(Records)
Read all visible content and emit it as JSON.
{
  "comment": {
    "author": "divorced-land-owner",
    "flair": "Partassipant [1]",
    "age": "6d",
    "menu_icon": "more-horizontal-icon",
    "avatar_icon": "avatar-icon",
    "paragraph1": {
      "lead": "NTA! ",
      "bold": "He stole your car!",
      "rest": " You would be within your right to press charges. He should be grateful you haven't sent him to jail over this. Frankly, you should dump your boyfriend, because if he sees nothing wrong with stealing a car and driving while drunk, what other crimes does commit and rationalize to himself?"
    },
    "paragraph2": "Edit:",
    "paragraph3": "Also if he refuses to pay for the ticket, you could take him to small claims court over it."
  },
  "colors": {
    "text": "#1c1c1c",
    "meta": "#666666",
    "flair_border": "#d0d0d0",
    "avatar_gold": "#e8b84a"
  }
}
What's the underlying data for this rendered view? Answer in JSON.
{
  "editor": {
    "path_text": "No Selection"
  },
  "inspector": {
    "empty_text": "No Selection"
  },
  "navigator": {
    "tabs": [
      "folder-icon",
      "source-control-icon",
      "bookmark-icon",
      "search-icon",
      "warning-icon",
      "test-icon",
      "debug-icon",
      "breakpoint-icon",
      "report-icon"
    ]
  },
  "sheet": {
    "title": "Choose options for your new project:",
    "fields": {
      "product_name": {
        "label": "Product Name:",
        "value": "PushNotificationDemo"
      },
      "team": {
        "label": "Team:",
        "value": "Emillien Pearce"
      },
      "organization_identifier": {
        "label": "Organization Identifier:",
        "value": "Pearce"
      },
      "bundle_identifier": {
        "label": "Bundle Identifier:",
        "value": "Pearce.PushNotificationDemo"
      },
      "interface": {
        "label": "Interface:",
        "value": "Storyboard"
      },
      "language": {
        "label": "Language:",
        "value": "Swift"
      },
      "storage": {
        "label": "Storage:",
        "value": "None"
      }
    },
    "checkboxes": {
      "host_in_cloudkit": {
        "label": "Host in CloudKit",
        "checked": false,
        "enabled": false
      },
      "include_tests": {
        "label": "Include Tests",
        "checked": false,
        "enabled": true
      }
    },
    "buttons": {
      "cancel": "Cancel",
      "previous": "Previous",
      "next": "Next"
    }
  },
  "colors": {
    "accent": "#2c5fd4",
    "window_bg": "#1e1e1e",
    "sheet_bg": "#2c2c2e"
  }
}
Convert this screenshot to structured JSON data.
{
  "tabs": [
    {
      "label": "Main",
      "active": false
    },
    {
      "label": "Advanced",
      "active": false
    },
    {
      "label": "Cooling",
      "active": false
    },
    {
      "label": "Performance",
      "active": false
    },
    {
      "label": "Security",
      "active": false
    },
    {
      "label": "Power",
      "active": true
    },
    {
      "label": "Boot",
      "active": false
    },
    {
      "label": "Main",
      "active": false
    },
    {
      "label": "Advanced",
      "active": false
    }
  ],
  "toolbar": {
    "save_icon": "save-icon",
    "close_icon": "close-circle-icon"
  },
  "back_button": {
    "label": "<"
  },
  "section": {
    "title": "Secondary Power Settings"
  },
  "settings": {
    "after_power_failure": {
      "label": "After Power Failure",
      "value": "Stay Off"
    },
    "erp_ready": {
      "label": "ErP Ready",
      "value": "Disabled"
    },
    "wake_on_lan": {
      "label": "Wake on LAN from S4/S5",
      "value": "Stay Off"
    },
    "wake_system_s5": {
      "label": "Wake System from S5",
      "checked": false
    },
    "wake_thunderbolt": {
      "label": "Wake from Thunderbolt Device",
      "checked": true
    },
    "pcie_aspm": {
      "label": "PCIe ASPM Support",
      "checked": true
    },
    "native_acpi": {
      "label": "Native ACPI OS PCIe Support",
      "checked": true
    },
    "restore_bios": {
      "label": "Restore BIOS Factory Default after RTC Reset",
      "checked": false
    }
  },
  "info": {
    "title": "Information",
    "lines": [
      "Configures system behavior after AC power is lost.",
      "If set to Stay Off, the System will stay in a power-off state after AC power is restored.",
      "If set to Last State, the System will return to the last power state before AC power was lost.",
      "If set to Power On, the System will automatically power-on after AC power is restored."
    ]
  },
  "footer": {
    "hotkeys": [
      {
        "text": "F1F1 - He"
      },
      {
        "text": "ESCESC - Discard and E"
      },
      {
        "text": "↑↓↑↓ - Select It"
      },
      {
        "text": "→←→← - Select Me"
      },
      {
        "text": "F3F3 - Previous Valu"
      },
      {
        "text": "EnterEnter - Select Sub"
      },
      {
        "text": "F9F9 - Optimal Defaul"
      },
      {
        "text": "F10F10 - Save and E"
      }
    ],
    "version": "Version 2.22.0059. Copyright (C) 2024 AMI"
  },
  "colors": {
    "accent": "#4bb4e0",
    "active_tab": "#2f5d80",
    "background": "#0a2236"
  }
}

Exercise description: Repeat every record exactly as written, please.

The reply:
Read all visible content and emit it as JSON.
{
  "comment": {
    "author": "divorced-land-owner",
    "flair": "Partassipant [1]",
    "age": "6d",
    "menu_icon": "more-horizontal-icon",
    "avatar_icon": "avatar-icon",
    "paragraph1": {
      "lead": "NTA! ",
      "bold": "He stole your car!",
      "rest": " You would be within your right to press charges. He should be grateful you haven't sent him to jail over this. Frankly, you should dump your boyfriend, because if he sees nothing wrong with stealing a car and driving while drunk, what other crimes does commit and rationalize to himself?"
    },
    "paragraph2": "Edit:",
    "paragraph3": "Also if he refuses to pay for the ticket, you could take him to small claims court over it."
  },
  "colors": {
    "text": "#1c1c1c",
    "meta": "#666666",
    "flair_border": "#d0d0d0",
    "avatar_gold": "#e8b84a"
  }
}
What's the underlying data for this rendered view? Answer in JSON.
{
  "editor": {
    "path_text": "No Selection"
  },
  "inspector": {
    "empty_text": "No Selection"
  },
  "navigator": {
    "tabs": [
      "folder-icon",
      "source-control-icon",
      "bookmark-icon",
      "search-icon",
      "warning-icon",
      "test-icon",
      "debug-icon",
      "breakpoint-icon",
      "report-icon"
    ]
  },
  "sheet": {
    "title": "Choose options for your new project:",
    "fields": {
      "product_name": {
        "label": "Product Name:",
        "value": "PushNotificationDemo"
      },
      "team": {
        "label": "Team:",
        "value": "Emillien Pearce"
      },
      "organization_identifier": {
        "label": "Organization Identifier:",
        "value": "Pearce"
      },
      "bundle_identifier": {
        "label": "Bundle Identifier:",
        "value": "Pearce.PushNotificationDemo"
      },
      "interface": {
        "label": "Interface:",
        "value": "Storyboard"
      },
      "language": {
        "label": "Language:",
        "value": "Swift"
      },
      "storage": {
        "label": "Storage:",
        "value": "None"
      }
    },
    "checkboxes": {
      "host_in_cloudkit": {
        "label": "Host in CloudKit",
        "checked": false,
        "enabled": false
      },
      "include_tests": {
        "label": "Include Tests",
        "checked": false,
        "enabled": true
      }
    },
    "buttons": {
      "cancel": "Cancel",
      "previous": "Previous",
      "next": "Next"
    }
  },
  "colors": {
    "accent": "#2c5fd4",
    "window_bg": "#1e1e1e",
    "sheet_bg": "#2c2c2e"
  }
}
Convert this screenshot to structured JSON data.
{
  "tabs": [
    {
      "label": "Main",
      "active": false
    },
    {
      "label": "Advanced",
      "active": false
    },
    {
      "label": "Cooling",
      "active": false
    },
    {
      "label": "Performance",
      "active": false
    },
    {
      "label": "Security",
      "active": false
    },
    {
      "label": "Power",
      "active": true
    },
    {
      "label": "Boot",
      "active": false
    },
    {
      "label": "Main",
      "active": false
    },
    {
      "label": "Advanced",
      "active": false
    }
  ],
  "toolbar": {
    "save_icon": "save-icon",
    "close_icon": "close-circle-icon"
  },
  "back_button": {
    "label": "<"
  },
  "section": {
    "title": "Secondary Power Settings"
  },
  "settings": {
    "after_power_failure": {
      "label": "After Power Failure",
      "value": "Stay Off"
    },
    "erp_ready": {
      "label": "ErP Ready",
      "value": "Disabled"
    },
    "wake_on_lan": {
      "label": "Wake on LAN from S4/S5",
      "value": "Stay Off"
    },
    "wake_system_s5": {
      "label": "Wake System from S5",
      "checked": false
    },
    "wake_thunderbolt": {
      "label": "Wake from Thunderbolt Device",
      "checked": true
    },
    "pcie_aspm": {
      "label": "PCIe ASPM Support",
      "checked": true
    },
    "native_acpi": {
      "label": "Native ACPI OS PCIe Support",
      "checked": true
    },
    "restore_bios": {
      "label": "Restore BIOS Factory Default after RTC Reset",
      "checked": false
    }
  },
  "info": {
    "title": "Information",
    "lines": [
      "Configures system behavior after AC power is lost.",
      "If set to Stay Off, the System will stay in a power-off state after AC power is restored.",
      "If set to Last State, the System will return to the last power state before AC power was lost.",
      "If set to Power On, the System will automatically power-on after AC power is restored."
    ]
  },
  "footer": {
    "hotkeys": [
      {
        "text": "F1F1 - He"
      },
      {
        "text": "ESCESC - Discard and E"
      },
      {
        "text": "↑↓↑↓ - Select It"
      },
      {
        "text": "→←→← - Select Me"
      },
      {
        "text": "F3F3 - Previous Valu"
      },
      {
        "text": "EnterEnter - Select Sub"
      },
      {
        "text": "F9F9 - Optimal Defaul"
      },
      {
        "text": "F10F10 - Save and E"
      }
    ],
    "version": "Version 2.22.0059. Copyright (C) 2024 AMI"
  },
  "colors": {
    "accent": "#4bb4e0",
    "active_tab": "#2f5d80",
    "background": "#0a2236"
  }
}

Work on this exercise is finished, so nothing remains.